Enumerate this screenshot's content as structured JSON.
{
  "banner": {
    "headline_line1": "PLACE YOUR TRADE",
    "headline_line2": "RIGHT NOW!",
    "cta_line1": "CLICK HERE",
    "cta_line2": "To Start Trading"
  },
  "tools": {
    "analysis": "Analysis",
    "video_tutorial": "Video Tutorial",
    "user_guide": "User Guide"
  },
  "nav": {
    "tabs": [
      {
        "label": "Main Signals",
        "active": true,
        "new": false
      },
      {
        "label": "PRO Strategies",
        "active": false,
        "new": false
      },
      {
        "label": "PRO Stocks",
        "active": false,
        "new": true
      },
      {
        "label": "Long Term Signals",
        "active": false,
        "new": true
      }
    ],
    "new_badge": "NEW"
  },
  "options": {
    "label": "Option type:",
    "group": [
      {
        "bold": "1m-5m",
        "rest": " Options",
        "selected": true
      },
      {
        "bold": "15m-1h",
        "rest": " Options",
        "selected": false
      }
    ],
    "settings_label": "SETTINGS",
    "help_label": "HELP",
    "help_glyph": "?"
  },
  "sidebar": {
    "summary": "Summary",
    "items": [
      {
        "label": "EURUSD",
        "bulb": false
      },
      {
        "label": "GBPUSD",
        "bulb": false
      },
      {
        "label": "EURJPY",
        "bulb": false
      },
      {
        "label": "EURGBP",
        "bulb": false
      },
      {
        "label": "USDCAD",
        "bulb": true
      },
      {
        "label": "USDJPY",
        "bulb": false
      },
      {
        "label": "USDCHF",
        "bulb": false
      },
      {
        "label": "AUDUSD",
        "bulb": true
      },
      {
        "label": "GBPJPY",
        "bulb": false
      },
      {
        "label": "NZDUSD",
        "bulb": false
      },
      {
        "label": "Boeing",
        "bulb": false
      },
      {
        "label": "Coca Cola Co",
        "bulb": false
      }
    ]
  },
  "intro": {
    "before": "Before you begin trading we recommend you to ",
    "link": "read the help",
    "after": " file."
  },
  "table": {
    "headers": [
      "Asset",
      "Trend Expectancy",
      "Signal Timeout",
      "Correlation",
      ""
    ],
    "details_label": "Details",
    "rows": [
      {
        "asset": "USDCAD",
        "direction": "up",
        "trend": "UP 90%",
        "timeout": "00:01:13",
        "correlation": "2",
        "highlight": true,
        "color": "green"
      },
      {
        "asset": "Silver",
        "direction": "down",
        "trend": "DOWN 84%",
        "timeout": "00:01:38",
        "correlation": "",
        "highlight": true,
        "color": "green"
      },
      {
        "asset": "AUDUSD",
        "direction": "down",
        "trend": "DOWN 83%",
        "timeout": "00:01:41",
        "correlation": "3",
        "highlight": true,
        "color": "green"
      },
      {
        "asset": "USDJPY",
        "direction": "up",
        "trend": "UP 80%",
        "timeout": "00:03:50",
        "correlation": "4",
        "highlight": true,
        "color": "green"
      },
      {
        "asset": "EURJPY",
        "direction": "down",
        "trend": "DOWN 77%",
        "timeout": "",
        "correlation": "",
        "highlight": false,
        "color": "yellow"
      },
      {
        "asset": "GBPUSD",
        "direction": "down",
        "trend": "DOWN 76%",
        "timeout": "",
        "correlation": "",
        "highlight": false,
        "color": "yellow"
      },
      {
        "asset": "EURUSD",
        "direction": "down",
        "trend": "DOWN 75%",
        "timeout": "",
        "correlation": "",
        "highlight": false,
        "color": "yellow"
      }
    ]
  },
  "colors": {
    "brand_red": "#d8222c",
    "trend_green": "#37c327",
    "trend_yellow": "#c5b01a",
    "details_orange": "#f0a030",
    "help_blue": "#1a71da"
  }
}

# # # # # # #

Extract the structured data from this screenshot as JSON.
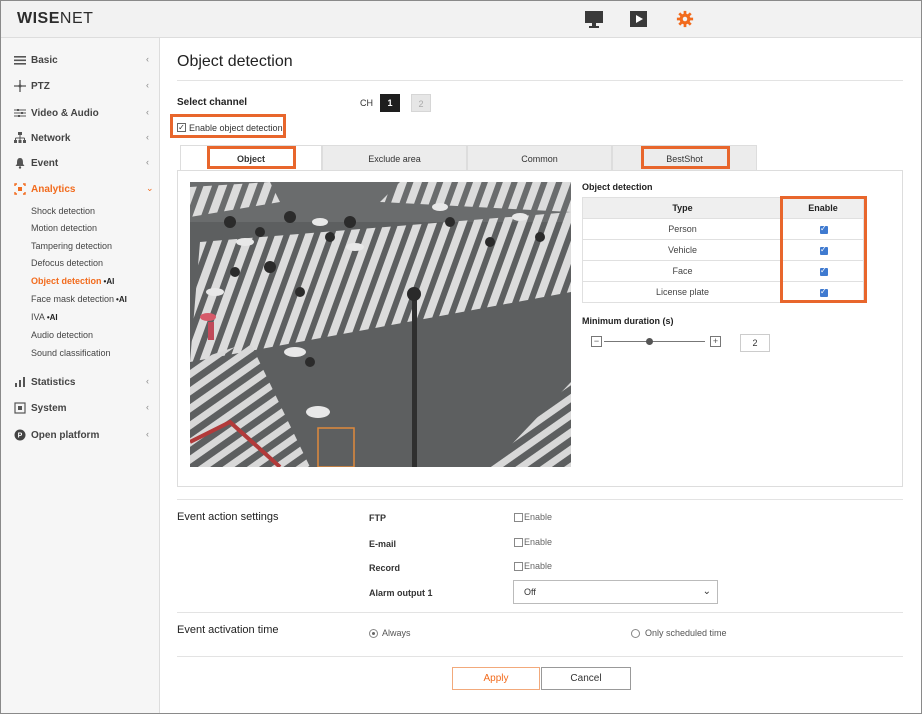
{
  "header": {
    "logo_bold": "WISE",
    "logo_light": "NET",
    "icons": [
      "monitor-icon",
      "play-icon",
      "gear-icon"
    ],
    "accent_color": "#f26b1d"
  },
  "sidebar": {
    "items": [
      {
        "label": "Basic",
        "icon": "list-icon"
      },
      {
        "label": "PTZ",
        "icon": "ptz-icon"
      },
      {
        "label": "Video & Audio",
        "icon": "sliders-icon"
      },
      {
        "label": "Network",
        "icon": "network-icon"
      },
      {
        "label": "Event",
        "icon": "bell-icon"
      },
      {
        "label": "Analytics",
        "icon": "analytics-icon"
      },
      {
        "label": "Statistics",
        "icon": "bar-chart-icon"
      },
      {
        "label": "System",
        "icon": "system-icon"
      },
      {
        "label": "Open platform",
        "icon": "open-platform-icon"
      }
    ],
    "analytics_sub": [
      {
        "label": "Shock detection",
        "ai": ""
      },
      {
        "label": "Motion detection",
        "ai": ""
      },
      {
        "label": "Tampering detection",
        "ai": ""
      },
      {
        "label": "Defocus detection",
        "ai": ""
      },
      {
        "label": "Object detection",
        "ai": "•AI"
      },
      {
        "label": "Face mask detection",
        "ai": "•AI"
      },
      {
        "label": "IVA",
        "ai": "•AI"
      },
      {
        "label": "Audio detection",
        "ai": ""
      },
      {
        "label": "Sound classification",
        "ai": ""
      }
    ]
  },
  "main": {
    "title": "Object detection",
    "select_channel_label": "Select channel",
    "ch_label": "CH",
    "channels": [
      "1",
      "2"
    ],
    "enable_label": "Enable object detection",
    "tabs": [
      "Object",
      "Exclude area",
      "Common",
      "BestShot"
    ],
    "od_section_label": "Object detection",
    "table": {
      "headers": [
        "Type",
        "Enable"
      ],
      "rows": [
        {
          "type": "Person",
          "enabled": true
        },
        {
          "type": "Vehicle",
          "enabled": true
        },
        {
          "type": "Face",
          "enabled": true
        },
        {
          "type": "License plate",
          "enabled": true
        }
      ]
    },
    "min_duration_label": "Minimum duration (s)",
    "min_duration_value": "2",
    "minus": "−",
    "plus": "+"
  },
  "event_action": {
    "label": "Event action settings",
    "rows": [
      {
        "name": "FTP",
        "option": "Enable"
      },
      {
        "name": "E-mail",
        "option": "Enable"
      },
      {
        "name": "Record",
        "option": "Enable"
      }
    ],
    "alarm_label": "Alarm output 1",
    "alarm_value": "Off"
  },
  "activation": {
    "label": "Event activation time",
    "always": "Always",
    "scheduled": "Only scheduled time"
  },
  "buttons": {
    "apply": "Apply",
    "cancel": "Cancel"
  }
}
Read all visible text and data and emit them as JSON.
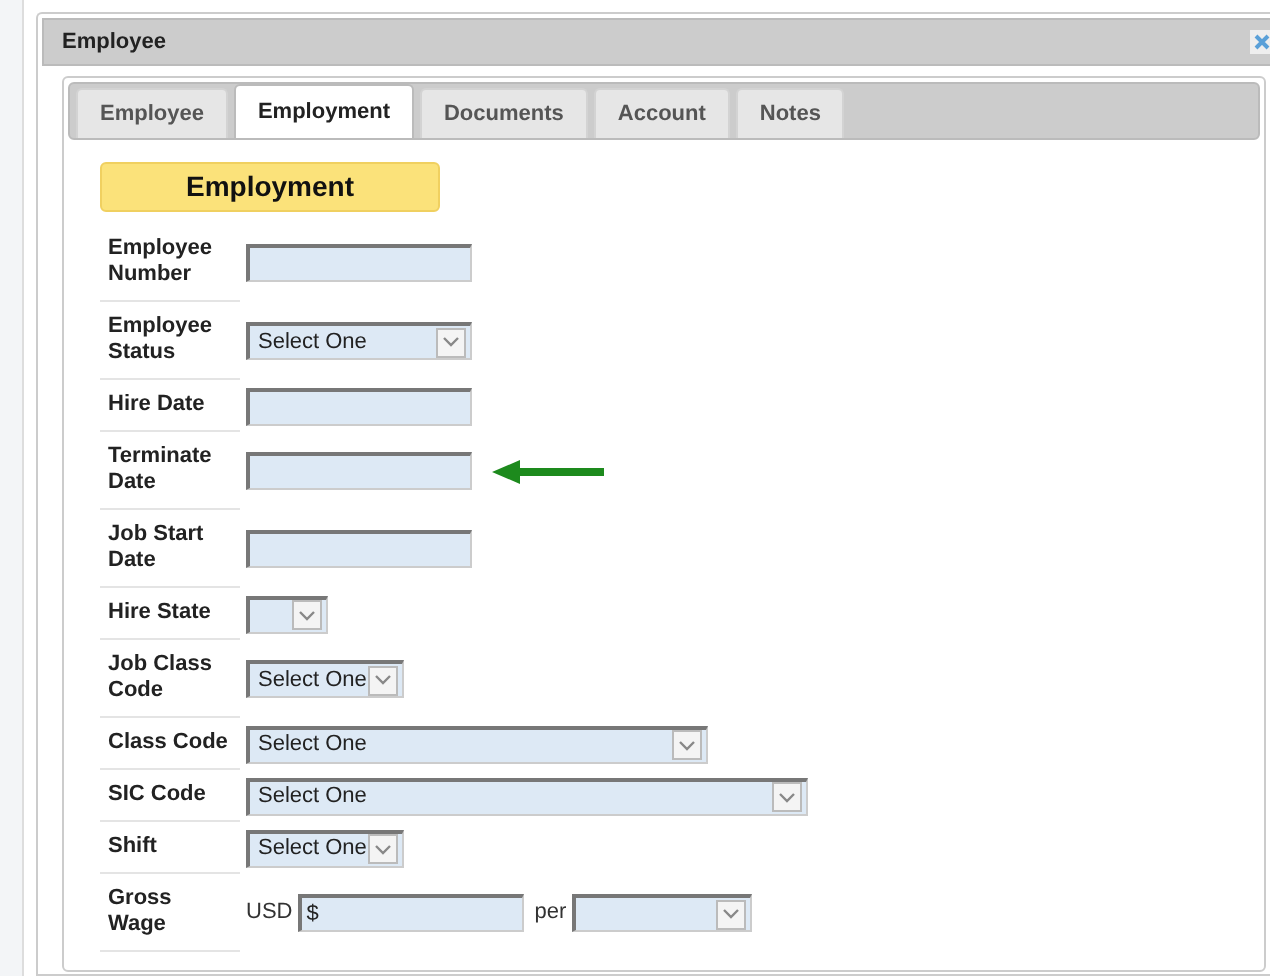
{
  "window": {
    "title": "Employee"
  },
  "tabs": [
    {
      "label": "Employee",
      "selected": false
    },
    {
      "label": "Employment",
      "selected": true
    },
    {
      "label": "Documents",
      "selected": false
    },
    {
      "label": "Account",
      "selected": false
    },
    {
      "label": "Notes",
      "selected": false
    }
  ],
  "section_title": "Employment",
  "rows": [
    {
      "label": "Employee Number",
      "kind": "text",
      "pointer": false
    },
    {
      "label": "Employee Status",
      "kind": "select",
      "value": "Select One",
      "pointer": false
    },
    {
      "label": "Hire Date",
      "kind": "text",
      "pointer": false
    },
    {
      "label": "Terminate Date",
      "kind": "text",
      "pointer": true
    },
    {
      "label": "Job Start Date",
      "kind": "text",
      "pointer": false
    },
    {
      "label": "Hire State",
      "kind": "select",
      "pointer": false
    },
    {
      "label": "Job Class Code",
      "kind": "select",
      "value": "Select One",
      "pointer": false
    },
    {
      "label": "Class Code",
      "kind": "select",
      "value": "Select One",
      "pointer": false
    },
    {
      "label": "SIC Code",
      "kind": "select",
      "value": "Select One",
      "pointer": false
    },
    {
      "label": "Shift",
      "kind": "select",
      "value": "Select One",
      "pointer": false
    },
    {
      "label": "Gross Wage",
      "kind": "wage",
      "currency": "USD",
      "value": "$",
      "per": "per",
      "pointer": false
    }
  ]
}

# # # # # # #

#### Exercise details
Above are the records. Identify each line that contains the word "Employment".

#### The solution
      "label": "Employment",
  "section_title": "Employment",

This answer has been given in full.